:: What you need to do ::
Track down the lines that contain "Control" and copy them.

:: Material shown ::

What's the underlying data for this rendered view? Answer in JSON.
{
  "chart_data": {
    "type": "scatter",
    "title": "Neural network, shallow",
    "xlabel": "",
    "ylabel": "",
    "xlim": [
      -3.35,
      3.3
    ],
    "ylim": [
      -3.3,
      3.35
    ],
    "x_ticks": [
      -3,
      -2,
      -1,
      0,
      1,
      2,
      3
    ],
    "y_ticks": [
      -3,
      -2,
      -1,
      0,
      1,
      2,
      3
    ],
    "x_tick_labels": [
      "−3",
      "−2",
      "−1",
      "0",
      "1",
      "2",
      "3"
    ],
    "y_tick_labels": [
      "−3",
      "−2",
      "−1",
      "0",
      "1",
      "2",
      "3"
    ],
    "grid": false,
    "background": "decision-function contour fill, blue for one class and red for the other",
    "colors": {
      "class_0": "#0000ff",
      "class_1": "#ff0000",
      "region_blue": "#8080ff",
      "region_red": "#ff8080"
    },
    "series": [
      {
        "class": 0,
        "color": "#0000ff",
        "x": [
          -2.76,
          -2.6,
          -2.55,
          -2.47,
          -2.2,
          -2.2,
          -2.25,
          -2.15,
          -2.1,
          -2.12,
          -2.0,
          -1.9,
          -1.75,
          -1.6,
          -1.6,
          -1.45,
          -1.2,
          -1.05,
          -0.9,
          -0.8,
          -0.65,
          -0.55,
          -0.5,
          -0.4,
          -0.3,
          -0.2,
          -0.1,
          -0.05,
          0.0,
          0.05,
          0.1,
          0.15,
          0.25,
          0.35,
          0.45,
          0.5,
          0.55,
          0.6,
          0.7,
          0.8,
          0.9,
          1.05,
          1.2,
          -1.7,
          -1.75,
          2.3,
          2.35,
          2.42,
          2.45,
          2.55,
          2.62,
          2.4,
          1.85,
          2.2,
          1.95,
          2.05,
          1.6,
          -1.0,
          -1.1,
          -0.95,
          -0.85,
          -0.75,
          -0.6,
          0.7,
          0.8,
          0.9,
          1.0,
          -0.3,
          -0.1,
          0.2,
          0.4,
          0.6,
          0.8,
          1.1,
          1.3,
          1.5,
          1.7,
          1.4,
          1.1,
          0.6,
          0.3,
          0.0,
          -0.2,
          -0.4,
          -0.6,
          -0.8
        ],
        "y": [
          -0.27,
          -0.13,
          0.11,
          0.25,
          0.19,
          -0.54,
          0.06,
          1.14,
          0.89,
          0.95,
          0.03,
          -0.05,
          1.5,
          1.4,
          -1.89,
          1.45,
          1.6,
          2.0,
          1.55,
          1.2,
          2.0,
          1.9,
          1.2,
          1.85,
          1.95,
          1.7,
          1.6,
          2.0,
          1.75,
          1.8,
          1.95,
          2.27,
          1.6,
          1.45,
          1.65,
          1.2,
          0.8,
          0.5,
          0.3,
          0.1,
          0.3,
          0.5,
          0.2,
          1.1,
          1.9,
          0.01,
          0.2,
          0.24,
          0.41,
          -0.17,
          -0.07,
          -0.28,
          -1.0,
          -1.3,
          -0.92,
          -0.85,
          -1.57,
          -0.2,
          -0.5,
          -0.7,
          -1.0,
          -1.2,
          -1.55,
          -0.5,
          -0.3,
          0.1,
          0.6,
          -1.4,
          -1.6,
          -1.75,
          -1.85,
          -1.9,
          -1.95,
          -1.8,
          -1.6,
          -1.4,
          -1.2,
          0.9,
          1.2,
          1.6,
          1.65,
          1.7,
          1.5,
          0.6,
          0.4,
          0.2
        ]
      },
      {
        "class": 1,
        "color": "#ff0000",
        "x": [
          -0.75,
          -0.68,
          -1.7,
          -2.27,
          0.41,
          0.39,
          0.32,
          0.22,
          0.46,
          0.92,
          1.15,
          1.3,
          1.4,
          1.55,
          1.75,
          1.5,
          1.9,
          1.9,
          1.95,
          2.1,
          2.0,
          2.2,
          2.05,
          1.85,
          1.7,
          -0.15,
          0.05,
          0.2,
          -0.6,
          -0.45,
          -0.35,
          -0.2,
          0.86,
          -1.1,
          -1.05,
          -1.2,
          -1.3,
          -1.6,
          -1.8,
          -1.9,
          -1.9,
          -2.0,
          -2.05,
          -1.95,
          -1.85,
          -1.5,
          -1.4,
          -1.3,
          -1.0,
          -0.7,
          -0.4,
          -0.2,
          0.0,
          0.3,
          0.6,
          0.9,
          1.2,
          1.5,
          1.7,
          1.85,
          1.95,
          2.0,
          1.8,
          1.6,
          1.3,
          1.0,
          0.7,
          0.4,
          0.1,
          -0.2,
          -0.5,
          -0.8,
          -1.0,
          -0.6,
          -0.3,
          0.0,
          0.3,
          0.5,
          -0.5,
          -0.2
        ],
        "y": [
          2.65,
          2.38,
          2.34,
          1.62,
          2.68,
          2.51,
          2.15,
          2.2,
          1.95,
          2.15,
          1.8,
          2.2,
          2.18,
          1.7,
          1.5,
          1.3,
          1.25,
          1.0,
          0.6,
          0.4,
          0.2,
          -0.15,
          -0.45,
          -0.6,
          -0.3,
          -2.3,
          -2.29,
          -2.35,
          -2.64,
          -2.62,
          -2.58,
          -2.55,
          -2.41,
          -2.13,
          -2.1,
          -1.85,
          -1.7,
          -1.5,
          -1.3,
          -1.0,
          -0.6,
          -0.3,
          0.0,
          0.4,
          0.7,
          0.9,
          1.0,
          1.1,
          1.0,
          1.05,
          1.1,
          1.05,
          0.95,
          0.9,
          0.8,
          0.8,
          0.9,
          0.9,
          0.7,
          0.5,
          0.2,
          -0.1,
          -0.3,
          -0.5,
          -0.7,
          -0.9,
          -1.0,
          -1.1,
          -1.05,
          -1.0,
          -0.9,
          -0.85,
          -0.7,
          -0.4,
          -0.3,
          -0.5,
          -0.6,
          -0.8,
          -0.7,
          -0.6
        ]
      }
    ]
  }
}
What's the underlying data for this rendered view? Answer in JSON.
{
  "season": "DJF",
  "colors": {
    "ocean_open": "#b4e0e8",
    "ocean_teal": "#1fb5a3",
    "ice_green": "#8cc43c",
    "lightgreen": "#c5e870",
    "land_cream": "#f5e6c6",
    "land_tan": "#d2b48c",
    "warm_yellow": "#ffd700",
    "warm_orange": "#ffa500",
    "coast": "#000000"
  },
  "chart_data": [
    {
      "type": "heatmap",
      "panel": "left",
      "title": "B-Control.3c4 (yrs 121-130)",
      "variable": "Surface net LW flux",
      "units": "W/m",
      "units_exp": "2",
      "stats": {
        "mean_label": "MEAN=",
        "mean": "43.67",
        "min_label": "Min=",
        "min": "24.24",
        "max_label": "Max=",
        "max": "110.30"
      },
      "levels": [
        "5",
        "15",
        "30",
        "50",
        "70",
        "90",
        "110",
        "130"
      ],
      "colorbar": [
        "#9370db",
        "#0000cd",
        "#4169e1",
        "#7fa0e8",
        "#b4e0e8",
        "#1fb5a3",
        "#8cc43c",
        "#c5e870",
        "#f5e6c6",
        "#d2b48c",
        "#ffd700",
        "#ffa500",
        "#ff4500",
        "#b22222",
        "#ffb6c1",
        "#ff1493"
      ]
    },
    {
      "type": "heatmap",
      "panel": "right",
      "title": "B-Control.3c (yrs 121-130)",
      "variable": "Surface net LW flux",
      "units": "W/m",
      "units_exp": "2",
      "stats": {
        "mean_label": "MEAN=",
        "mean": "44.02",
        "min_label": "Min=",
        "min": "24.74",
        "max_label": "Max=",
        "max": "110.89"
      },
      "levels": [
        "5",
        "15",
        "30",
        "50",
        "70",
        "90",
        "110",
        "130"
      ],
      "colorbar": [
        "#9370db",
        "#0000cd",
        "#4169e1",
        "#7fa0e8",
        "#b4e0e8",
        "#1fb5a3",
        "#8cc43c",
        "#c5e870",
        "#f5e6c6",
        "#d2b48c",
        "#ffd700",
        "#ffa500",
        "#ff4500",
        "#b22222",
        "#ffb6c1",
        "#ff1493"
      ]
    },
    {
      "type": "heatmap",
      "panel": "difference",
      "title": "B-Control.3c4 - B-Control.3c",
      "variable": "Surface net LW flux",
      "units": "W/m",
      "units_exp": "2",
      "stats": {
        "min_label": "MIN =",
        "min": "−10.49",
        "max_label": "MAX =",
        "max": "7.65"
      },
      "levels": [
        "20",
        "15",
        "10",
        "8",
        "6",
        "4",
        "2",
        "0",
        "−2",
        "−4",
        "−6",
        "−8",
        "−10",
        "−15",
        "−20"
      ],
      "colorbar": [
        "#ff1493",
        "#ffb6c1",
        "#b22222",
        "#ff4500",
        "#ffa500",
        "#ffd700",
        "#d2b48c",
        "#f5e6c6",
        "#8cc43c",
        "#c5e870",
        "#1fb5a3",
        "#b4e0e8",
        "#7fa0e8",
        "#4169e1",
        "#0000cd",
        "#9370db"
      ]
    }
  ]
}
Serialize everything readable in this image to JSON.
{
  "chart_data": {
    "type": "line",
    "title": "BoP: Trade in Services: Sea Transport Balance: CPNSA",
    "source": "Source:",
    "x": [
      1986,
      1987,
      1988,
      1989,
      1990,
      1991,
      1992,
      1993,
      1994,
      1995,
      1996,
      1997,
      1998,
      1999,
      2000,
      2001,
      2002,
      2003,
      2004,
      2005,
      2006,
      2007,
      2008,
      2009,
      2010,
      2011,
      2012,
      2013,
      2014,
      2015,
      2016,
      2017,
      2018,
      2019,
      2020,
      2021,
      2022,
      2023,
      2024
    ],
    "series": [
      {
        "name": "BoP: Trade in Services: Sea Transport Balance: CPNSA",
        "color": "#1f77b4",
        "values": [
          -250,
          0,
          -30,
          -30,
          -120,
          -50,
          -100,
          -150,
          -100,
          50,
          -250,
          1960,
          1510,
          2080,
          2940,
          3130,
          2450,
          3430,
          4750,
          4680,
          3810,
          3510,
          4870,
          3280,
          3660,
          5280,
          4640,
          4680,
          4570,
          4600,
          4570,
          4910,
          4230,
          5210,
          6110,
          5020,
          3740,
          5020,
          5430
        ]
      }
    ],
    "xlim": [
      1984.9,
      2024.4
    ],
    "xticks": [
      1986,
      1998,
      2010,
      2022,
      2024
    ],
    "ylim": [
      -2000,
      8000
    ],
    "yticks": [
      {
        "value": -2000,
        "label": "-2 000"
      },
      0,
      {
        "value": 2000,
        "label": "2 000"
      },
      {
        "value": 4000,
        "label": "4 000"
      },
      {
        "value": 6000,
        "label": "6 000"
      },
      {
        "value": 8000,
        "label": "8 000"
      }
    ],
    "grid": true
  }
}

:: Exercise response ::
      "title": "B-Control.3c4 (yrs 121-130)",
      "title": "B-Control.3c (yrs 121-130)",
      "title": "B-Control.3c4 - B-Control.3c",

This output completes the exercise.